[Provided information]
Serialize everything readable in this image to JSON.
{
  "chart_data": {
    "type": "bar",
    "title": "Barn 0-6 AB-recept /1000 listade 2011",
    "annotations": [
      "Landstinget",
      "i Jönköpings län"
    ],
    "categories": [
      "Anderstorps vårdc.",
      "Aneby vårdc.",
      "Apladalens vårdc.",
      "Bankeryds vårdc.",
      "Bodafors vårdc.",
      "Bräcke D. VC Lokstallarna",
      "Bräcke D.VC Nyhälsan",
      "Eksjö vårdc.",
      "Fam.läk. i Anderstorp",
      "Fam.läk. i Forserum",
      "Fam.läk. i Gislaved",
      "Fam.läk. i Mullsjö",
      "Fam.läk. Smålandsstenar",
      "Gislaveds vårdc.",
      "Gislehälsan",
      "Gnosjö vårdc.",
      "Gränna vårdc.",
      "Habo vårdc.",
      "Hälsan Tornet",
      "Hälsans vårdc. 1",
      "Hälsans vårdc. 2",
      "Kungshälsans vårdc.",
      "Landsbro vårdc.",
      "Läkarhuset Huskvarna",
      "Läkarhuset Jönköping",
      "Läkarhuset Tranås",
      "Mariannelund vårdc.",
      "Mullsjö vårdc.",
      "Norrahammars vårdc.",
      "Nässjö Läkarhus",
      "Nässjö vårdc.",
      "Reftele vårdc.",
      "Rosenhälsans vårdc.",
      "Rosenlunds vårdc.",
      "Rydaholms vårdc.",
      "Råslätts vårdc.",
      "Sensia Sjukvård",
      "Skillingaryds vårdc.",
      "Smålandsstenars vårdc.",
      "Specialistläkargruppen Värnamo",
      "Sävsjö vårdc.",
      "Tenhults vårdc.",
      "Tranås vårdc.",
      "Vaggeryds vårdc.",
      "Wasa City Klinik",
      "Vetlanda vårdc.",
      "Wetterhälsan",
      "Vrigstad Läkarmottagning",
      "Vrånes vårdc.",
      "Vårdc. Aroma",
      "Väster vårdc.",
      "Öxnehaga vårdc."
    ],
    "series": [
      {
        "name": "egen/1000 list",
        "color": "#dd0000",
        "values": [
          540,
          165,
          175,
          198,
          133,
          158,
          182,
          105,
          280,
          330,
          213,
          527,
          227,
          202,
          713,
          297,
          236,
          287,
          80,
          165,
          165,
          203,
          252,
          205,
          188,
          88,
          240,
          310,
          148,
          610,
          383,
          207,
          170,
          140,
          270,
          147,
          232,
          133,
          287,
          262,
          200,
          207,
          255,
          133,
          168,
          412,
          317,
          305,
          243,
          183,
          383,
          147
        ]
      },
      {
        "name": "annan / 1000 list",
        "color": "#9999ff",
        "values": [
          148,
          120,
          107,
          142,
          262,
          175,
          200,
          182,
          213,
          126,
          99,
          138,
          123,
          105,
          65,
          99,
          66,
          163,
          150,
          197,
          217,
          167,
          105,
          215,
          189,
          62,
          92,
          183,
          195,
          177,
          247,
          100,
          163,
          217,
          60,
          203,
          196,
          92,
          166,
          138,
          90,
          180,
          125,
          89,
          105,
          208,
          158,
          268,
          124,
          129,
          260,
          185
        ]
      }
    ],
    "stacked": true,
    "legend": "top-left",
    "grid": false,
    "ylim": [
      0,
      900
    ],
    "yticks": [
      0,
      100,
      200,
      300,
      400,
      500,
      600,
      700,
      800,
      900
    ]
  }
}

[What is needed] Reproduce each entry above exactly, keeping every word.

[Task response]
Serialize everything readable in this image to JSON.
{
  "chart_data": {
    "type": "bar",
    "title": "Barn 0-6 AB-recept /1000 listade 2011",
    "annotations": [
      "Landstinget",
      "i Jönköpings län"
    ],
    "categories": [
      "Anderstorps vårdc.",
      "Aneby vårdc.",
      "Apladalens vårdc.",
      "Bankeryds vårdc.",
      "Bodafors vårdc.",
      "Bräcke D. VC Lokstallarna",
      "Bräcke D.VC Nyhälsan",
      "Eksjö vårdc.",
      "Fam.läk. i Anderstorp",
      "Fam.läk. i Forserum",
      "Fam.läk. i Gislaved",
      "Fam.läk. i Mullsjö",
      "Fam.läk. Smålandsstenar",
      "Gislaveds vårdc.",
      "Gislehälsan",
      "Gnosjö vårdc.",
      "Gränna vårdc.",
      "Habo vårdc.",
      "Hälsan Tornet",
      "Hälsans vårdc. 1",
      "Hälsans vårdc. 2",
      "Kungshälsans vårdc.",
      "Landsbro vårdc.",
      "Läkarhuset Huskvarna",
      "Läkarhuset Jönköping",
      "Läkarhuset Tranås",
      "Mariannelund vårdc.",
      "Mullsjö vårdc.",
      "Norrahammars vårdc.",
      "Nässjö Läkarhus",
      "Nässjö vårdc.",
      "Reftele vårdc.",
      "Rosenhälsans vårdc.",
      "Rosenlunds vårdc.",
      "Rydaholms vårdc.",
      "Råslätts vårdc.",
      "Sensia Sjukvård",
      "Skillingaryds vårdc.",
      "Smålandsstenars vårdc.",
      "Specialistläkargruppen Värnamo",
      "Sävsjö vårdc.",
      "Tenhults vårdc.",
      "Tranås vårdc.",
      "Vaggeryds vårdc.",
      "Wasa City Klinik",
      "Vetlanda vårdc.",
      "Wetterhälsan",
      "Vrigstad Läkarmottagning",
      "Vrånes vårdc.",
      "Vårdc. Aroma",
      "Väster vårdc.",
      "Öxnehaga vårdc."
    ],
    "series": [
      {
        "name": "egen/1000 list",
        "color": "#dd0000",
        "values": [
          540,
          165,
          175,
          198,
          133,
          158,
          182,
          105,
          280,
          330,
          213,
          527,
          227,
          202,
          713,
          297,
          236,
          287,
          80,
          165,
          165,
          203,
          252,
          205,
          188,
          88,
          240,
          310,
          148,
          610,
          383,
          207,
          170,
          140,
          270,
          147,
          232,
          133,
          287,
          262,
          200,
          207,
          255,
          133,
          168,
          412,
          317,
          305,
          243,
          183,
          383,
          147
        ]
      },
      {
        "name": "annan / 1000 list",
        "color": "#9999ff",
        "values": [
          148,
          120,
          107,
          142,
          262,
          175,
          200,
          182,
          213,
          126,
          99,
          138,
          123,
          105,
          65,
          99,
          66,
          163,
          150,
          197,
          217,
          167,
          105,
          215,
          189,
          62,
          92,
          183,
          195,
          177,
          247,
          100,
          163,
          217,
          60,
          203,
          196,
          92,
          166,
          138,
          90,
          180,
          125,
          89,
          105,
          208,
          158,
          268,
          124,
          129,
          260,
          185
        ]
      }
    ],
    "stacked": true,
    "legend": "top-left",
    "grid": false,
    "ylim": [
      0,
      900
    ],
    "yticks": [
      0,
      100,
      200,
      300,
      400,
      500,
      600,
      700,
      800,
      900
    ]
  }
}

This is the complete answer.